THE TASK: Make an exact copy of the records, with the pictures left out.

-- begin DATA EXCERPTS --

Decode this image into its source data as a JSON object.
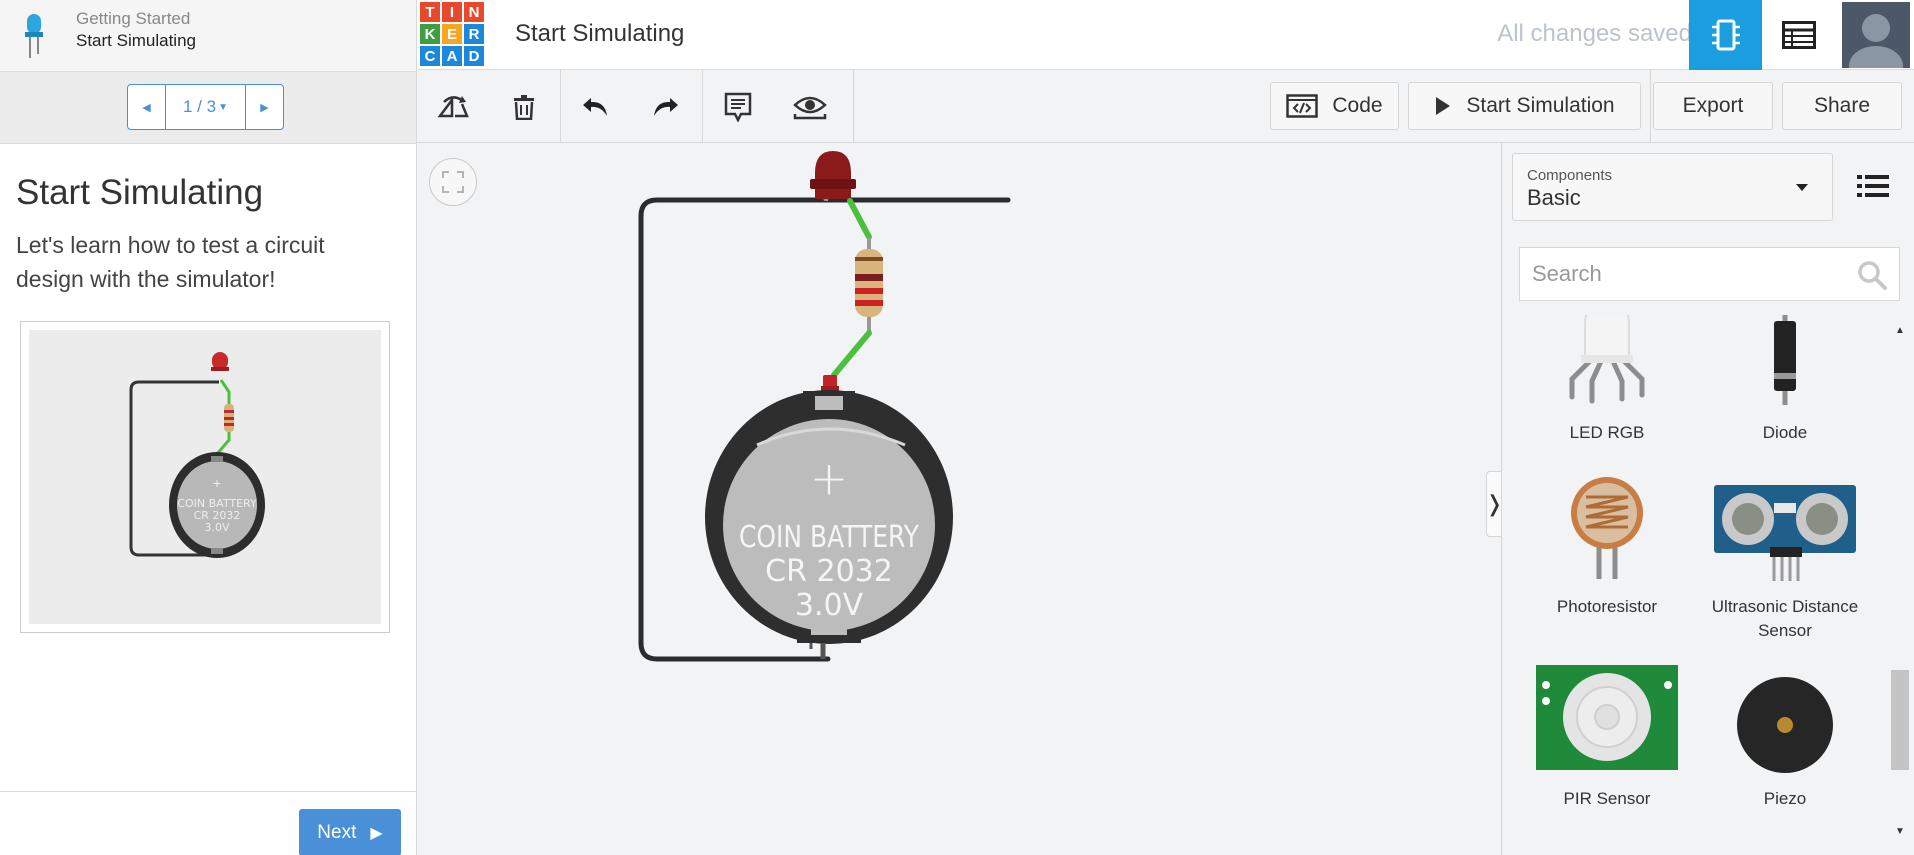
{
  "lesson": {
    "crumb": "Getting Started",
    "name": "Start Simulating",
    "page_indicator": "1 / 3",
    "title": "Start Simulating",
    "description": "Let's learn how to test a circuit design with the simulator!",
    "preview_battery_text": [
      "COIN BATTERY",
      "CR 2032",
      "3.0V"
    ],
    "next_label": "Next"
  },
  "topbar": {
    "logo_letters": [
      "T",
      "I",
      "N",
      "K",
      "E",
      "R",
      "C",
      "A",
      "D"
    ],
    "logo_colors": [
      "#e8492d",
      "#e8492d",
      "#e8492d",
      "#3f9d43",
      "#f6a623",
      "#1e88d8",
      "#1e88d8",
      "#1e88d8",
      "#1e88d8"
    ],
    "design_title": "Start Simulating",
    "save_status": "All changes saved"
  },
  "toolbar": {
    "code_label": "Code",
    "start_simulation_label": "Start Simulation",
    "export_label": "Export",
    "share_label": "Share"
  },
  "canvas": {
    "battery_text": [
      "COIN BATTERY",
      "CR 2032",
      "3.0V"
    ]
  },
  "components": {
    "label": "Components",
    "selected": "Basic",
    "search_placeholder": "Search",
    "items": [
      {
        "name": "LED RGB",
        "icon": "led-rgb-icon"
      },
      {
        "name": "Diode",
        "icon": "diode-icon"
      },
      {
        "name": "Photoresistor",
        "icon": "photoresistor-icon"
      },
      {
        "name": "Ultrasonic Distance Sensor",
        "icon": "ultrasonic-sensor-icon"
      },
      {
        "name": "PIR Sensor",
        "icon": "pir-sensor-icon"
      },
      {
        "name": "Piezo",
        "icon": "piezo-icon"
      }
    ]
  },
  "colors": {
    "accent": "#1a9ee0",
    "next_button": "#4a90d9",
    "wire_green": "#4bbf3e",
    "led_red": "#b81d1d"
  }
}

-- end DATA EXCERPTS --

PROBLEM SOLUTION:
Decode this image into its source data as a JSON object.
{
  "lesson": {
    "crumb": "Getting Started",
    "name": "Start Simulating",
    "page_indicator": "1 / 3",
    "title": "Start Simulating",
    "description": "Let's learn how to test a circuit design with the simulator!",
    "preview_battery_text": [
      "COIN BATTERY",
      "CR 2032",
      "3.0V"
    ],
    "next_label": "Next"
  },
  "topbar": {
    "logo_letters": [
      "T",
      "I",
      "N",
      "K",
      "E",
      "R",
      "C",
      "A",
      "D"
    ],
    "logo_colors": [
      "#e8492d",
      "#e8492d",
      "#e8492d",
      "#3f9d43",
      "#f6a623",
      "#1e88d8",
      "#1e88d8",
      "#1e88d8",
      "#1e88d8"
    ],
    "design_title": "Start Simulating",
    "save_status": "All changes saved"
  },
  "toolbar": {
    "code_label": "Code",
    "start_simulation_label": "Start Simulation",
    "export_label": "Export",
    "share_label": "Share"
  },
  "canvas": {
    "battery_text": [
      "COIN BATTERY",
      "CR 2032",
      "3.0V"
    ]
  },
  "components": {
    "label": "Components",
    "selected": "Basic",
    "search_placeholder": "Search",
    "items": [
      {
        "name": "LED RGB",
        "icon": "led-rgb-icon"
      },
      {
        "name": "Diode",
        "icon": "diode-icon"
      },
      {
        "name": "Photoresistor",
        "icon": "photoresistor-icon"
      },
      {
        "name": "Ultrasonic Distance Sensor",
        "icon": "ultrasonic-sensor-icon"
      },
      {
        "name": "PIR Sensor",
        "icon": "pir-sensor-icon"
      },
      {
        "name": "Piezo",
        "icon": "piezo-icon"
      }
    ]
  },
  "colors": {
    "accent": "#1a9ee0",
    "next_button": "#4a90d9",
    "wire_green": "#4bbf3e",
    "led_red": "#b81d1d"
  }
}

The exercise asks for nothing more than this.